Reading text
* Start *

Garden Annexe, Caravan, or Mobile Home?
Tim Catchpole of the Mortlake and East Sheen Society writes…
Our Society has had a recent experience which we would like to share with other London Forum members who may or may not have had a similar experience.
As a rule we do not normally make comments on planning applications for any development that is not visible from the public realm. However, the application in question was for planning permission for the ‘construction of a granny annex ancillary to the main house.’ We were not going to comment until neighbours approached us and drew attention to the size of the annex and the loss of trees. So we sent a representation to the Council recommending refusal in accordance with its policies against back-garden development and, sure enough, permission was accordingly refused.
However, a few days later a new application arrived for the same site, this time for a certificate of lawful development for the ‘use of the land for siting a mobile unit for use incidental to the main dwelling.’ We inspected the drawings and discovered they were identical to those in the original application, the only changes being the removal of any reference to a granny annex and the addition of a drawing showing how the mobile home can be lowered into place. So we sent in the same representation as before only to discover that the certificate of lawful development had already been granted.
We wrote to the Council demanding an explanation and received an answer as follows:
“It is settled law that stationing a caravan on land, even for prolonged periods, is a use of land rather than operational development. This principle is embedded in the legislative framework, endorsed by case law and routinely applied by the Planning Inspectorate. Thus, the limitations in the General Permitted Development Order that apply to the erection of buildings in the curtilage of a dwelling house have no relevance to this case.
“According to the planning statement submitted as part of the application, the mobile home would be used as residential accommodation annexe ancillary to the main house on the site. The mobile home would not be larger than the existing house in terms of accommodation or scale and remain subsidiary to it in terms of use, that is to say, the mobile home would not become the ‘main house’. The submitted floor plans indicate that there would be an open plan living/dining area with kitchenette. There would be a bathroom as well as a double bedroom. In this respect, the unit has all the primary facilities required to be an independent residential unit. The presence of such facilities is not however determinative. Testing separateness and independence of residential accommodation is key to decision making.
“A personal statement has been submitted confirming the accommodation is for a family member who will continue to spend their time predominantly in the main house. Services will not be separately metered and it will not have an independent address. The garden will be shared. The LPA have no reason to doubt this, and it is noted that the backland siting with no independent street access does not lend itself well to creation of a separate planning unit. Therefore, it would not constitute a separate dwelling and could be described as residential accommodation ancillary to the main house.

* End *

Exercise
Write out the passage of the article on the mobile home certificate from "Garden Annexe, Caravan, or" up to and including "was accordingly refused.", word for word.

Provided data
* Start *

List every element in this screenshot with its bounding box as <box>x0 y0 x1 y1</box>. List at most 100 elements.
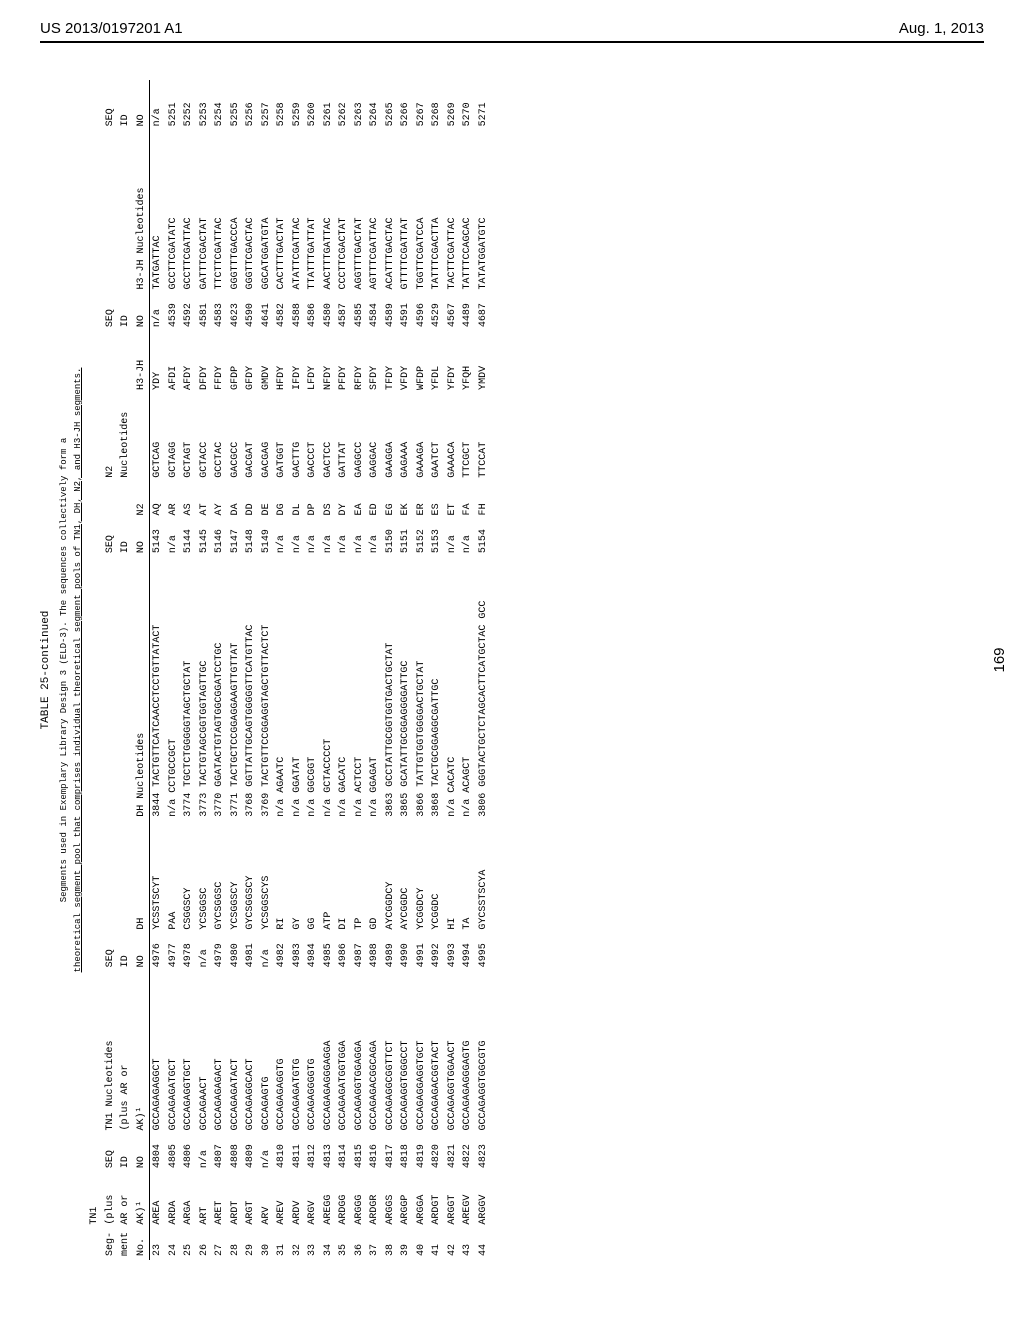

* End *

The output
Garden Annexe, Caravan, or Mobile Home?
Tim Catchpole of the Mortlake and East Sheen Society writes…
Our Society has had a recent experience which we would like to share with other London Forum members who may or may not have had a similar experience.
As a rule we do not normally make comments on planning applications for any development that is not visible from the public realm. However, the application in question was for planning permission for the ‘construction of a granny annex ancillary to the main house.’ We were not going to comment until neighbours approached us and drew attention to the size of the annex and the loss of trees. So we sent a representation to the Council recommending refusal in accordance with its policies against back-garden development and, sure enough, permission was accordingly refused.